§ Listed records
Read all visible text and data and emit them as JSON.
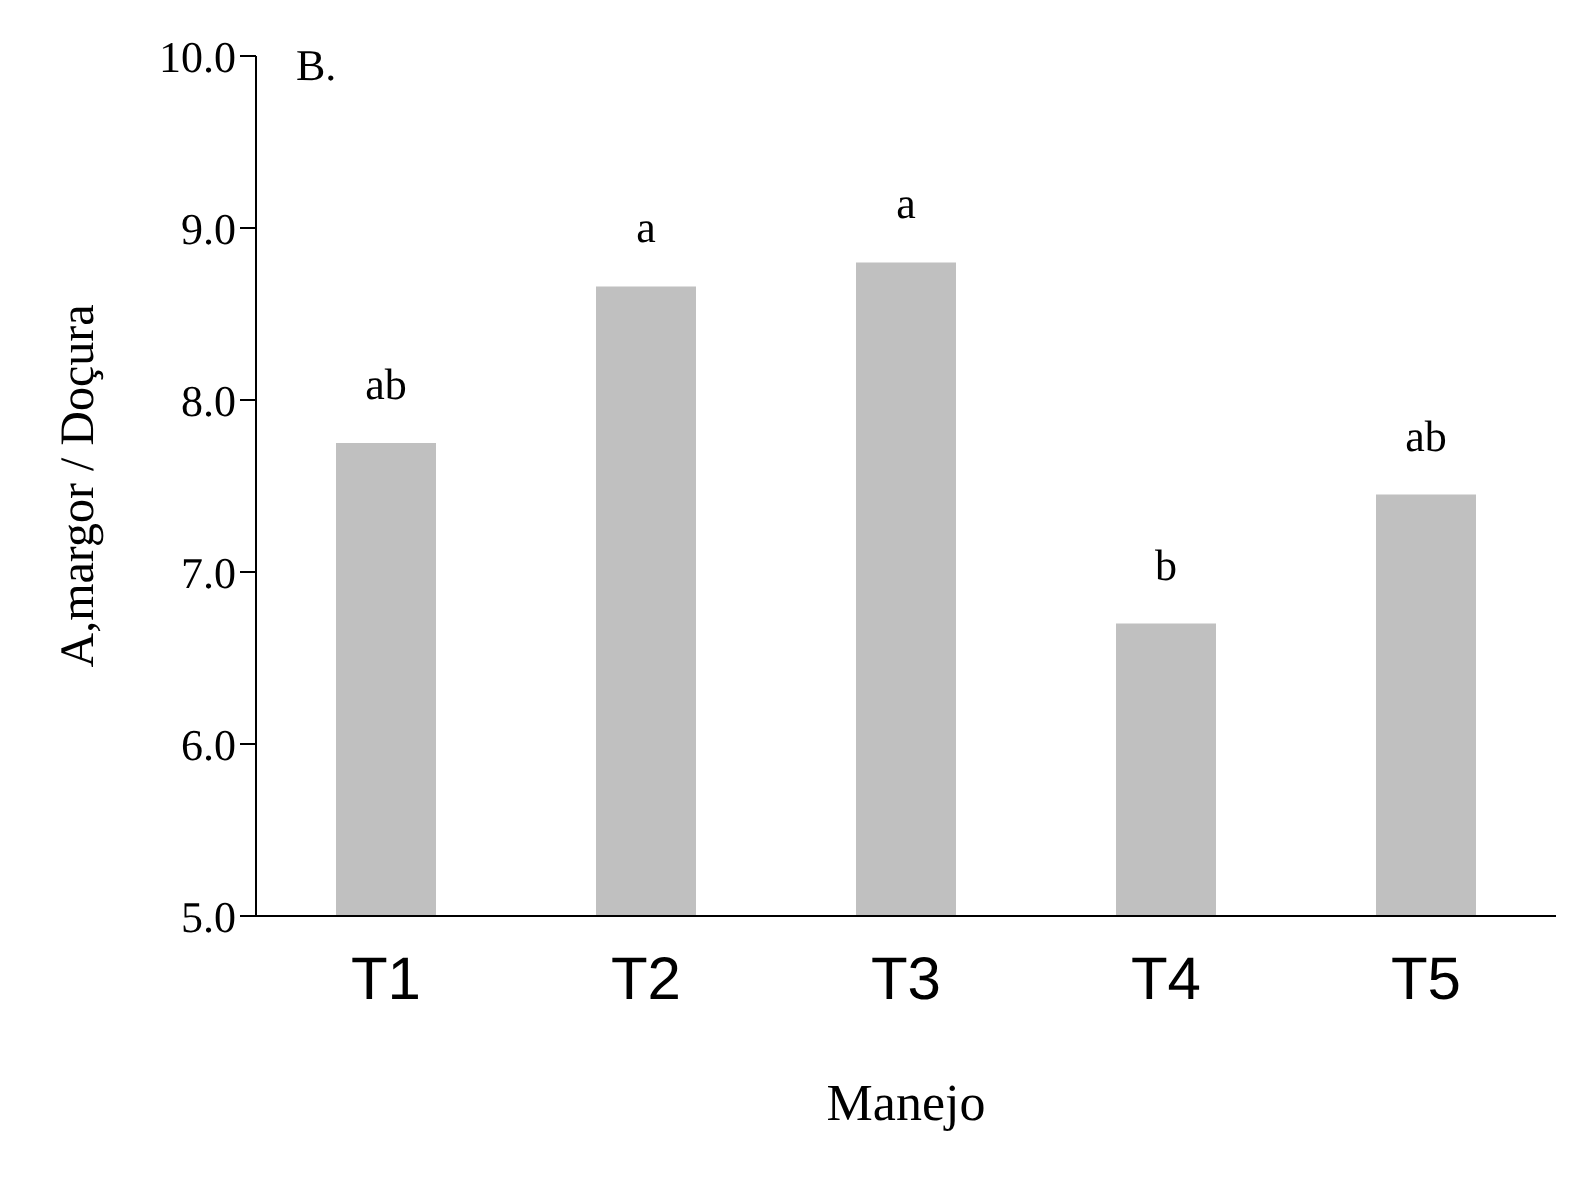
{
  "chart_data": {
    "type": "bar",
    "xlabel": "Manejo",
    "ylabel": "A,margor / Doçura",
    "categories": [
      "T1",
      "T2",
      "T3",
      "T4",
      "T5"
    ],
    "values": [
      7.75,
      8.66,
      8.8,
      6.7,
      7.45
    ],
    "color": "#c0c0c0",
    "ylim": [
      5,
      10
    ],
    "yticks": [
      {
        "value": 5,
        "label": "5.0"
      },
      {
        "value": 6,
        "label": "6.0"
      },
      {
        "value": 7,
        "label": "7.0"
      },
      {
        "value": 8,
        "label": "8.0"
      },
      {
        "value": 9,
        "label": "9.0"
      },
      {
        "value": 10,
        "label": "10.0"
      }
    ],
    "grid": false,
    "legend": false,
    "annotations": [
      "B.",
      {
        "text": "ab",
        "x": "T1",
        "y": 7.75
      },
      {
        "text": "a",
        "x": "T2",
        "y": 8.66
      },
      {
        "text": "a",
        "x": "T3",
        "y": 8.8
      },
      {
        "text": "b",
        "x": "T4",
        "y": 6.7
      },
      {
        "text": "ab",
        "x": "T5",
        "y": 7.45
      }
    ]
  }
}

§ What is being asked
Leave out the pictures and retype every line above exactly.

§ Exercise response
Read all visible text and data and emit them as JSON.
{
  "chart_data": {
    "type": "bar",
    "xlabel": "Manejo",
    "ylabel": "A,margor / Doçura",
    "categories": [
      "T1",
      "T2",
      "T3",
      "T4",
      "T5"
    ],
    "values": [
      7.75,
      8.66,
      8.8,
      6.7,
      7.45
    ],
    "color": "#c0c0c0",
    "ylim": [
      5,
      10
    ],
    "yticks": [
      {
        "value": 5,
        "label": "5.0"
      },
      {
        "value": 6,
        "label": "6.0"
      },
      {
        "value": 7,
        "label": "7.0"
      },
      {
        "value": 8,
        "label": "8.0"
      },
      {
        "value": 9,
        "label": "9.0"
      },
      {
        "value": 10,
        "label": "10.0"
      }
    ],
    "grid": false,
    "legend": false,
    "annotations": [
      "B.",
      {
        "text": "ab",
        "x": "T1",
        "y": 7.75
      },
      {
        "text": "a",
        "x": "T2",
        "y": 8.66
      },
      {
        "text": "a",
        "x": "T3",
        "y": 8.8
      },
      {
        "text": "b",
        "x": "T4",
        "y": 6.7
      },
      {
        "text": "ab",
        "x": "T5",
        "y": 7.45
      }
    ]
  }
}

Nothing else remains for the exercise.